Records from a dataset:
»»

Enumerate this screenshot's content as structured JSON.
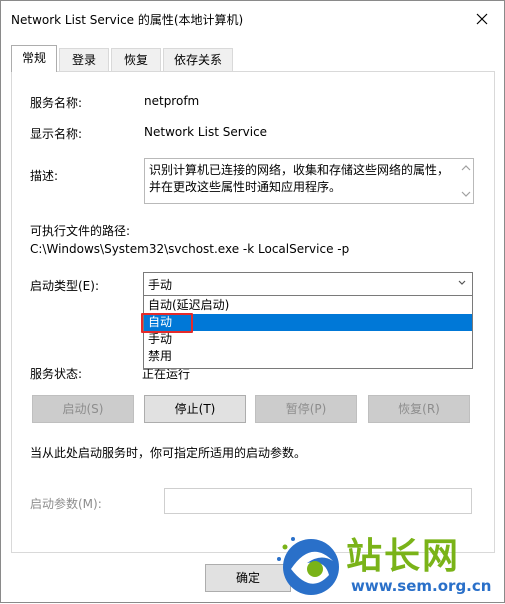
{
  "window": {
    "title": "Network List Service 的属性(本地计算机)"
  },
  "tabs": [
    {
      "label": "常规",
      "active": true
    },
    {
      "label": "登录",
      "active": false
    },
    {
      "label": "恢复",
      "active": false
    },
    {
      "label": "依存关系",
      "active": false
    }
  ],
  "general": {
    "service_name_label": "服务名称:",
    "service_name_value": "netprofm",
    "display_name_label": "显示名称:",
    "display_name_value": "Network List Service",
    "description_label": "描述:",
    "description_value": "识别计算机已连接的网络，收集和存储这些网络的属性，并在更改这些属性时通知应用程序。",
    "exe_path_label": "可执行文件的路径:",
    "exe_path_value": "C:\\Windows\\System32\\svchost.exe -k LocalService -p",
    "startup_type_label": "启动类型(E):",
    "startup_type_value": "手动",
    "startup_options": [
      "自动(延迟启动)",
      "自动",
      "手动",
      "禁用"
    ],
    "startup_highlighted": "自动",
    "service_status_label": "服务状态:",
    "service_status_value": "正在运行",
    "buttons": {
      "start": "启动(S)",
      "stop": "停止(T)",
      "pause": "暂停(P)",
      "resume": "恢复(R)"
    },
    "hint_text": "当从此处启动服务时，你可指定所适用的启动参数。",
    "start_params_label": "启动参数(M):",
    "start_params_value": ""
  },
  "footer": {
    "ok_label": "确定"
  },
  "watermark": {
    "brand_cn": "站长网",
    "url": "www.sem.org.cn"
  },
  "colors": {
    "selection": "#0078d7",
    "highlight_box": "#e52a2a",
    "watermark_green": "#7ab318",
    "watermark_blue": "#2a70c9"
  }
}
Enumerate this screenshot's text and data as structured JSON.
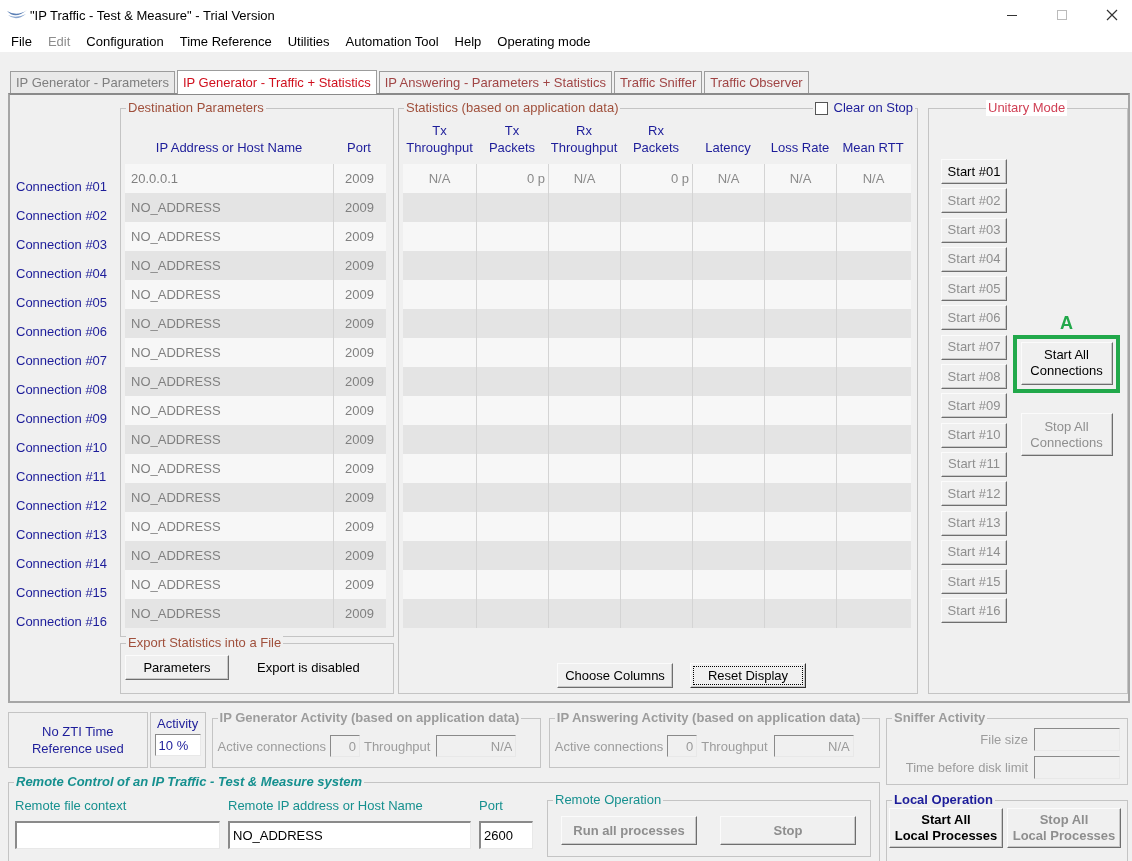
{
  "window": {
    "title": "\"IP Traffic - Test & Measure\" - Trial Version"
  },
  "menu": [
    {
      "label": "File",
      "disabled": false
    },
    {
      "label": "Edit",
      "disabled": true
    },
    {
      "label": "Configuration",
      "disabled": false
    },
    {
      "label": "Time Reference",
      "disabled": false
    },
    {
      "label": "Utilities",
      "disabled": false
    },
    {
      "label": "Automation Tool",
      "disabled": false
    },
    {
      "label": "Help",
      "disabled": false
    },
    {
      "label": "Operating mode",
      "disabled": false
    }
  ],
  "tabs": [
    {
      "label": "IP Generator - Parameters",
      "selected": false,
      "disabled": true
    },
    {
      "label": "IP Generator - Traffic + Statistics",
      "selected": true,
      "disabled": false
    },
    {
      "label": "IP Answering - Parameters + Statistics",
      "selected": false,
      "disabled": false
    },
    {
      "label": "Traffic Sniffer",
      "selected": false,
      "disabled": false
    },
    {
      "label": "Traffic Observer",
      "selected": false,
      "disabled": false
    }
  ],
  "destination": {
    "title": "Destination Parameters",
    "columns": [
      "IP Address or Host Name",
      "Port"
    ]
  },
  "statistics": {
    "title": "Statistics (based on application data)",
    "clear_on_stop": {
      "label": "Clear on Stop",
      "checked": false
    },
    "columns": [
      "Tx\nThroughput",
      "Tx\nPackets",
      "Rx\nThroughput",
      "Rx\nPackets",
      "Latency",
      "Loss Rate",
      "Mean RTT"
    ],
    "buttons": [
      {
        "label": "Choose Columns",
        "focused": false
      },
      {
        "label": "Reset Display",
        "focused": true
      }
    ]
  },
  "connections": [
    {
      "label": "Connection #01",
      "address": "20.0.0.1",
      "port": "2009",
      "stats": [
        "N/A",
        "0 p",
        "N/A",
        "0 p",
        "N/A",
        "N/A",
        "N/A"
      ],
      "start": {
        "label": "Start #01",
        "disabled": false
      }
    },
    {
      "label": "Connection #02",
      "address": "NO_ADDRESS",
      "port": "2009",
      "start": {
        "label": "Start #02",
        "disabled": true
      }
    },
    {
      "label": "Connection #03",
      "address": "NO_ADDRESS",
      "port": "2009",
      "start": {
        "label": "Start #03",
        "disabled": true
      }
    },
    {
      "label": "Connection #04",
      "address": "NO_ADDRESS",
      "port": "2009",
      "start": {
        "label": "Start #04",
        "disabled": true
      }
    },
    {
      "label": "Connection #05",
      "address": "NO_ADDRESS",
      "port": "2009",
      "start": {
        "label": "Start #05",
        "disabled": true
      }
    },
    {
      "label": "Connection #06",
      "address": "NO_ADDRESS",
      "port": "2009",
      "start": {
        "label": "Start #06",
        "disabled": true
      }
    },
    {
      "label": "Connection #07",
      "address": "NO_ADDRESS",
      "port": "2009",
      "start": {
        "label": "Start #07",
        "disabled": true
      }
    },
    {
      "label": "Connection #08",
      "address": "NO_ADDRESS",
      "port": "2009",
      "start": {
        "label": "Start #08",
        "disabled": true
      }
    },
    {
      "label": "Connection #09",
      "address": "NO_ADDRESS",
      "port": "2009",
      "start": {
        "label": "Start #09",
        "disabled": true
      }
    },
    {
      "label": "Connection #10",
      "address": "NO_ADDRESS",
      "port": "2009",
      "start": {
        "label": "Start #10",
        "disabled": true
      }
    },
    {
      "label": "Connection #11",
      "address": "NO_ADDRESS",
      "port": "2009",
      "start": {
        "label": "Start #11",
        "disabled": true
      }
    },
    {
      "label": "Connection #12",
      "address": "NO_ADDRESS",
      "port": "2009",
      "start": {
        "label": "Start #12",
        "disabled": true
      }
    },
    {
      "label": "Connection #13",
      "address": "NO_ADDRESS",
      "port": "2009",
      "start": {
        "label": "Start #13",
        "disabled": true
      }
    },
    {
      "label": "Connection #14",
      "address": "NO_ADDRESS",
      "port": "2009",
      "start": {
        "label": "Start #14",
        "disabled": true
      }
    },
    {
      "label": "Connection #15",
      "address": "NO_ADDRESS",
      "port": "2009",
      "start": {
        "label": "Start #15",
        "disabled": true
      }
    },
    {
      "label": "Connection #16",
      "address": "NO_ADDRESS",
      "port": "2009",
      "start": {
        "label": "Start #16",
        "disabled": true
      }
    }
  ],
  "export": {
    "title": "Export Statistics into a File",
    "button": "Parameters",
    "status": "Export is disabled"
  },
  "unitary_mode": {
    "title": "Unitary Mode",
    "annotation": "A",
    "start_all": {
      "label": "Start All\nConnections",
      "disabled": false,
      "highlighted": true
    },
    "stop_all": {
      "label": "Stop All\nConnections",
      "disabled": true
    }
  },
  "time_reference": {
    "text": "No ZTI Time\nReference used"
  },
  "activity": {
    "label": "Activity",
    "value": "10 %"
  },
  "generator_activity": {
    "title": "IP Generator Activity (based on application data)",
    "disabled": true,
    "fields": [
      {
        "label": "Active connections",
        "value": "0",
        "kind": "short"
      },
      {
        "label": "Throughput",
        "value": "N/A",
        "kind": "wide"
      }
    ]
  },
  "answering_activity": {
    "title": "IP Answering Activity (based on application data)",
    "disabled": true,
    "fields": [
      {
        "label": "Active connections",
        "value": "0",
        "kind": "short"
      },
      {
        "label": "Throughput",
        "value": "N/A",
        "kind": "wide"
      }
    ]
  },
  "sniffer_activity": {
    "title": "Sniffer Activity",
    "disabled": true,
    "fields": [
      {
        "label": "File size"
      },
      {
        "label": "Time before disk limit"
      }
    ]
  },
  "remote_control": {
    "title": "Remote Control of an IP Traffic - Test & Measure system",
    "fields": [
      {
        "label": "Remote file context",
        "kind": "file"
      },
      {
        "label": "Remote IP address or Host Name",
        "value": "NO_ADDRESS",
        "kind": "host"
      },
      {
        "label": "Port",
        "value": "2600",
        "kind": "port"
      }
    ],
    "operation": {
      "title": "Remote Operation",
      "buttons": [
        {
          "label": "Run all processes",
          "disabled": true
        },
        {
          "label": "Stop",
          "disabled": true
        }
      ]
    }
  },
  "local_operation": {
    "title": "Local Operation",
    "buttons": [
      {
        "label": "Start All\nLocal Processes",
        "disabled": false
      },
      {
        "label": "Stop All\nLocal Processes",
        "disabled": true
      }
    ]
  }
}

««

# [BRIEF]
Copy all lines in the listing above where the string "title" appears.

# [COMPLETE ANSWER]
    "title": "Network List Service 的属性(本地计算机)"
    "title": "\"IP Traffic - Test & Measure\" - Trial Version"
    "title": "Destination Parameters",
    "title": "Statistics (based on application data)",
    "title": "Export Statistics into a File",
    "title": "Unitary Mode",
    "title": "IP Generator Activity (based on application data)",
    "title": "IP Answering Activity (based on application data)",
    "title": "Sniffer Activity",
    "title": "Remote Control of an IP Traffic - Test & Measure system",
      "title": "Remote Operation",
    "title": "Local Operation",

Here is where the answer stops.